---------- PROVIDED INFORMATION
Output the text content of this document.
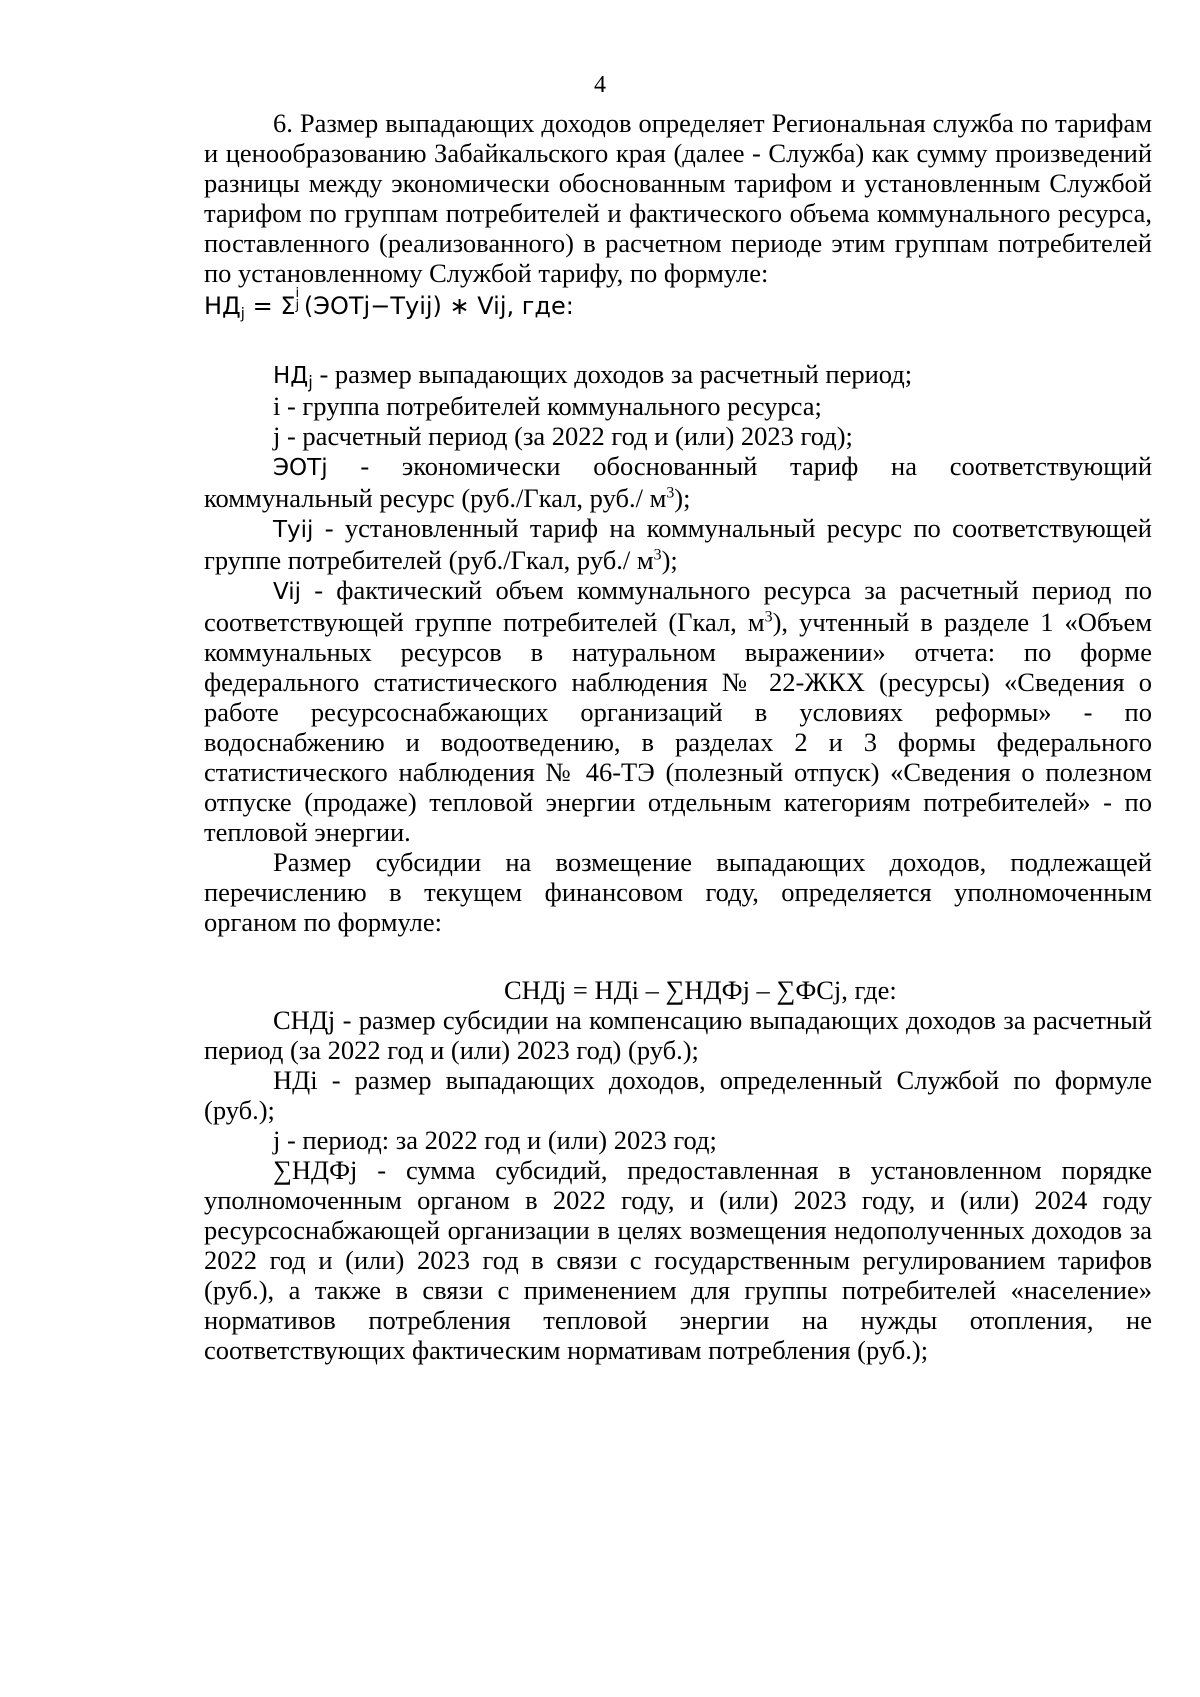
4

6. Размер выпадающих доходов определяет Региональная служба по тарифам и ценообразованию Забайкальского края (далее - Служба) как сумму произведений разницы между экономически обоснованным тарифом и установленным Службой тарифом по группам потребителей и фактического объема коммунального ресурса, поставленного (реализованного) в расчетном периоде этим группам потребителей по установленному Службой тарифу, по формуле:

$НД_j = \Sigma$ i
j (ЭОТj−Тyij) ∗ Vij, где:

$НД_j$ - размер выпадающих доходов за расчетный период;

i - группа потребителей коммунального ресурса;

j - расчетный период (за 2022 год и (или) 2023 год);

ЭОТj - экономически обоснованный тариф на соответствующий коммунальный ресурс (руб./Гкал, руб./ $м^3$);

Тyij - установленный тариф на коммунальный ресурс по соответствующей группе потребителей (руб./Гкал, руб./ $м^3$);

Vij - фактический объем коммунального ресурса за расчетный период по соответствующей группе потребителей (Гкал, $м^3$), учтенный в разделе 1 «Объем коммунальных ресурсов в натуральном выражении» отчета: по форме федерального статистического наблюдения № 22-ЖКХ (ресурсы) «Сведения о работе ресурсоснабжающих организаций в условиях реформы» - по водоснабжению и водоотведению, в разделах 2 и 3 формы федерального статистического наблюдения № 46-ТЭ (полезный отпуск) «Сведения о полезном отпуске (продаже) тепловой энергии отдельным категориям потребителей» - по тепловой энергии.

Размер субсидии на возмещение выпадающих доходов, подлежащей перечислению в текущем финансовом году, определяется уполномоченным органом по формуле:

СНДj = НДi – ∑НДФj – ∑ФСj, где:

СНДj - размер субсидии на компенсацию выпадающих доходов за расчетный период (за 2022 год и (или) 2023 год) (руб.);

НДi - размер выпадающих доходов, определенный Службой по формуле (руб.);

j - период: за 2022 год и (или) 2023 год;

∑НДФj - сумма субсидий, предоставленная в установленном порядке уполномоченным органом в 2022 году, и (или) 2023 году, и (или) 2024 году ресурсоснабжающей организации в целях возмещения недополученных доходов за 2022 год и (или) 2023 год в связи с государственным регулированием тарифов (руб.), а также в связи с применением для группы потребителей «население» нормативов потребления тепловой энергии на нужды отопления, не соответствующих фактическим нормативам потребления (руб.);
--------------------
▶ **STATED EXERCISE**: Of all the lines in the material above, how many contain the word "году"? Give only the count.

▶ **SOLUTION TO THIS TASK**: 2